:: Excerpted data ::

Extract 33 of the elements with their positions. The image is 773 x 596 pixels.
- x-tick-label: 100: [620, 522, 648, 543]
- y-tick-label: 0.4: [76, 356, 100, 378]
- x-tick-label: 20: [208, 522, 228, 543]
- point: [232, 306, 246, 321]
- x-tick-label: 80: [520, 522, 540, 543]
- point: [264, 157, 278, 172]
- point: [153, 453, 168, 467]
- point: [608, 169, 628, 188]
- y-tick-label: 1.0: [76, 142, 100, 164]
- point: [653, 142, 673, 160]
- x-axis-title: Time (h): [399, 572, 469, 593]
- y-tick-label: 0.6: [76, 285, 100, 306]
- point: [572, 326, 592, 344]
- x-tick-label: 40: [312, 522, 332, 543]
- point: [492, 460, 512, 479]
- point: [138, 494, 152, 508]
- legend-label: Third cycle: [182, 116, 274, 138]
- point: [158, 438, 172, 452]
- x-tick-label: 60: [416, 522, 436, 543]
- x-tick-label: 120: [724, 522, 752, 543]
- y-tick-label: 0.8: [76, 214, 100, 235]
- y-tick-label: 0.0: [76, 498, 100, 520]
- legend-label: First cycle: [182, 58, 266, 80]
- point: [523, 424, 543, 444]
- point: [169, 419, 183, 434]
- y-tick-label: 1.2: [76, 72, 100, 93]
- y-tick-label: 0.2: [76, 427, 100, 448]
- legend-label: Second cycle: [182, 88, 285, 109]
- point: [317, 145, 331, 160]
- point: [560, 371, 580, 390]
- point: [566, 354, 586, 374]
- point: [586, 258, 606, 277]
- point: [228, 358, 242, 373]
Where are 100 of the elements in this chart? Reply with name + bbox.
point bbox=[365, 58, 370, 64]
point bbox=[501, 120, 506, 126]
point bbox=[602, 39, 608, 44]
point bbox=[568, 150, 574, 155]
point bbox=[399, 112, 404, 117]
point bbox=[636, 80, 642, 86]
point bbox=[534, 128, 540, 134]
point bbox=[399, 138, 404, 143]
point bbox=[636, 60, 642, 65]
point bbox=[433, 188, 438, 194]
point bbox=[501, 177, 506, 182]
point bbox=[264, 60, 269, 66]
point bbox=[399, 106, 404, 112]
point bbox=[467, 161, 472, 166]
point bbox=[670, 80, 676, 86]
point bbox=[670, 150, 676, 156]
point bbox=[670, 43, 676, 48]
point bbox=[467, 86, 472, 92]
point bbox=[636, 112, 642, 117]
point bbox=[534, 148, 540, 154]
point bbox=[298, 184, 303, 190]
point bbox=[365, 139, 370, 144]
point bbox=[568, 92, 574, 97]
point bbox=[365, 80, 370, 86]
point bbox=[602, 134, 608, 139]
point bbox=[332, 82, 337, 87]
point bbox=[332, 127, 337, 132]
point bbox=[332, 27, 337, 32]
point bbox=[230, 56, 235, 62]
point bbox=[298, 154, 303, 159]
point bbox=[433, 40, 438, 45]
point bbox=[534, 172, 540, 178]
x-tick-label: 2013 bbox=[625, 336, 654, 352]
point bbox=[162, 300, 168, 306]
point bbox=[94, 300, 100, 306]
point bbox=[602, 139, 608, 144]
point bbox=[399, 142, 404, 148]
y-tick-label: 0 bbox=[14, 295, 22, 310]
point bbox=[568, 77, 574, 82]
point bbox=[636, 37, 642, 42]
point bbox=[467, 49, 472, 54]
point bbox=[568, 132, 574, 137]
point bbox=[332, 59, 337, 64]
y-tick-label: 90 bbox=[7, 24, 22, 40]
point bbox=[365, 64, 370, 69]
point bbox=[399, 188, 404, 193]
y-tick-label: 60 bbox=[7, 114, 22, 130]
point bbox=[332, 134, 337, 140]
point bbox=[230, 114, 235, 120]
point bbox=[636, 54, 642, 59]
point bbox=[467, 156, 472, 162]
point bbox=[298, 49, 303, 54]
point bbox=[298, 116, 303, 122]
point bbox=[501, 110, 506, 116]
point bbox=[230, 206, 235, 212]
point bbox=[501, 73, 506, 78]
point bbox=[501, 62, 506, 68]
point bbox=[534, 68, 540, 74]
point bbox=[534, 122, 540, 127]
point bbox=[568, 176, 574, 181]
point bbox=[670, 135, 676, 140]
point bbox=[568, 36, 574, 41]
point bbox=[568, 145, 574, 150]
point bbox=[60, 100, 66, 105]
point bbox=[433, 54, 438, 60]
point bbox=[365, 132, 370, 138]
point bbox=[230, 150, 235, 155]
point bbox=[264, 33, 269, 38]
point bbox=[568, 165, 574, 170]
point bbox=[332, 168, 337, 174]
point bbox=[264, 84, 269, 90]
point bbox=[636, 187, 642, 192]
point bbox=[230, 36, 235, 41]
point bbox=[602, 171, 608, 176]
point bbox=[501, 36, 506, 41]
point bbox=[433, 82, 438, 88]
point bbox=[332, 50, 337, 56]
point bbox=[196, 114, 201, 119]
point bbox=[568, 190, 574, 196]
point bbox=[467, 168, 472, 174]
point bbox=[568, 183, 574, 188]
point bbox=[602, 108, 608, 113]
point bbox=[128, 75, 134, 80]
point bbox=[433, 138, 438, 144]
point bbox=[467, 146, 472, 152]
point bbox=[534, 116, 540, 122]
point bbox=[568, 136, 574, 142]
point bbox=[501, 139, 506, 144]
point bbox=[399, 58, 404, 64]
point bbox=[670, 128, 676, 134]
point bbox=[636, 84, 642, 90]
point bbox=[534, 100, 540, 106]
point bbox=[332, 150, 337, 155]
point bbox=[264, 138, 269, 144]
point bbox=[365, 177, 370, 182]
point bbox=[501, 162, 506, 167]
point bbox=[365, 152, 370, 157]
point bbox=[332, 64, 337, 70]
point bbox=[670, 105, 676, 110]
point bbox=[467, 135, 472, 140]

:::

§ What you need to do: Rename "point" to "marker" everywhere it occurs in the items above, and reproduce those items with nothing else changed.

§ Correct output:
Extract 33 of the elements with their positions. The image is 773 x 596 pixels.
- x-tick-label: 100: [620, 522, 648, 543]
- y-tick-label: 0.4: [76, 356, 100, 378]
- x-tick-label: 20: [208, 522, 228, 543]
- marker: [232, 306, 246, 321]
- x-tick-label: 80: [520, 522, 540, 543]
- marker: [264, 157, 278, 172]
- marker: [153, 453, 168, 467]
- marker: [608, 169, 628, 188]
- y-tick-label: 1.0: [76, 142, 100, 164]
- marker: [653, 142, 673, 160]
- x-axis-title: Time (h): [399, 572, 469, 593]
- y-tick-label: 0.6: [76, 285, 100, 306]
- marker: [572, 326, 592, 344]
- x-tick-label: 40: [312, 522, 332, 543]
- marker: [492, 460, 512, 479]
- marker: [138, 494, 152, 508]
- legend-label: Third cycle: [182, 116, 274, 138]
- marker: [158, 438, 172, 452]
- x-tick-label: 60: [416, 522, 436, 543]
- x-tick-label: 120: [724, 522, 752, 543]
- y-tick-label: 0.8: [76, 214, 100, 235]
- y-tick-label: 0.0: [76, 498, 100, 520]
- legend-label: First cycle: [182, 58, 266, 80]
- marker: [523, 424, 543, 444]
- marker: [169, 419, 183, 434]
- y-tick-label: 1.2: [76, 72, 100, 93]
- y-tick-label: 0.2: [76, 427, 100, 448]
- legend-label: Second cycle: [182, 88, 285, 109]
- marker: [317, 145, 331, 160]
- marker: [560, 371, 580, 390]
- marker: [566, 354, 586, 374]
- marker: [586, 258, 606, 277]
- marker: [228, 358, 242, 373]
Where are 100 of the elements in this chart? Reply with name + bbox.
marker bbox=[365, 58, 370, 64]
marker bbox=[501, 120, 506, 126]
marker bbox=[602, 39, 608, 44]
marker bbox=[568, 150, 574, 155]
marker bbox=[399, 112, 404, 117]
marker bbox=[636, 80, 642, 86]
marker bbox=[534, 128, 540, 134]
marker bbox=[399, 138, 404, 143]
marker bbox=[636, 60, 642, 65]
marker bbox=[433, 188, 438, 194]
marker bbox=[501, 177, 506, 182]
marker bbox=[264, 60, 269, 66]
marker bbox=[399, 106, 404, 112]
marker bbox=[467, 161, 472, 166]
marker bbox=[670, 80, 676, 86]
marker bbox=[670, 150, 676, 156]
marker bbox=[670, 43, 676, 48]
marker bbox=[467, 86, 472, 92]
marker bbox=[636, 112, 642, 117]
marker bbox=[534, 148, 540, 154]
marker bbox=[298, 184, 303, 190]
marker bbox=[365, 139, 370, 144]
marker bbox=[568, 92, 574, 97]
marker bbox=[365, 80, 370, 86]
marker bbox=[602, 134, 608, 139]
marker bbox=[332, 82, 337, 87]
marker bbox=[332, 127, 337, 132]
marker bbox=[332, 27, 337, 32]
marker bbox=[230, 56, 235, 62]
marker bbox=[298, 154, 303, 159]
marker bbox=[433, 40, 438, 45]
marker bbox=[534, 172, 540, 178]
x-tick-label: 2013 bbox=[625, 336, 654, 352]
marker bbox=[162, 300, 168, 306]
marker bbox=[94, 300, 100, 306]
marker bbox=[602, 139, 608, 144]
marker bbox=[399, 142, 404, 148]
y-tick-label: 0 bbox=[14, 295, 22, 310]
marker bbox=[568, 77, 574, 82]
marker bbox=[636, 37, 642, 42]
marker bbox=[467, 49, 472, 54]
marker bbox=[568, 132, 574, 137]
marker bbox=[332, 59, 337, 64]
y-tick-label: 90 bbox=[7, 24, 22, 40]
marker bbox=[365, 64, 370, 69]
marker bbox=[399, 188, 404, 193]
y-tick-label: 60 bbox=[7, 114, 22, 130]
marker bbox=[332, 134, 337, 140]
marker bbox=[230, 114, 235, 120]
marker bbox=[636, 54, 642, 59]
marker bbox=[467, 156, 472, 162]
marker bbox=[298, 49, 303, 54]
marker bbox=[298, 116, 303, 122]
marker bbox=[501, 110, 506, 116]
marker bbox=[230, 206, 235, 212]
marker bbox=[501, 73, 506, 78]
marker bbox=[501, 62, 506, 68]
marker bbox=[534, 68, 540, 74]
marker bbox=[534, 122, 540, 127]
marker bbox=[568, 176, 574, 181]
marker bbox=[670, 135, 676, 140]
marker bbox=[568, 36, 574, 41]
marker bbox=[568, 145, 574, 150]
marker bbox=[60, 100, 66, 105]
marker bbox=[433, 54, 438, 60]
marker bbox=[365, 132, 370, 138]
marker bbox=[230, 150, 235, 155]
marker bbox=[264, 33, 269, 38]
marker bbox=[568, 165, 574, 170]
marker bbox=[332, 168, 337, 174]
marker bbox=[264, 84, 269, 90]
marker bbox=[636, 187, 642, 192]
marker bbox=[230, 36, 235, 41]
marker bbox=[602, 171, 608, 176]
marker bbox=[501, 36, 506, 41]
marker bbox=[433, 82, 438, 88]
marker bbox=[332, 50, 337, 56]
marker bbox=[196, 114, 201, 119]
marker bbox=[568, 190, 574, 196]
marker bbox=[467, 168, 472, 174]
marker bbox=[568, 183, 574, 188]
marker bbox=[602, 108, 608, 113]
marker bbox=[128, 75, 134, 80]
marker bbox=[433, 138, 438, 144]
marker bbox=[467, 146, 472, 152]
marker bbox=[534, 116, 540, 122]
marker bbox=[568, 136, 574, 142]
marker bbox=[501, 139, 506, 144]
marker bbox=[399, 58, 404, 64]
marker bbox=[670, 128, 676, 134]
marker bbox=[636, 84, 642, 90]
marker bbox=[534, 100, 540, 106]
marker bbox=[332, 150, 337, 155]
marker bbox=[264, 138, 269, 144]
marker bbox=[365, 177, 370, 182]
marker bbox=[501, 162, 506, 167]
marker bbox=[365, 152, 370, 157]
marker bbox=[332, 64, 337, 70]
marker bbox=[670, 105, 676, 110]
marker bbox=[467, 135, 472, 140]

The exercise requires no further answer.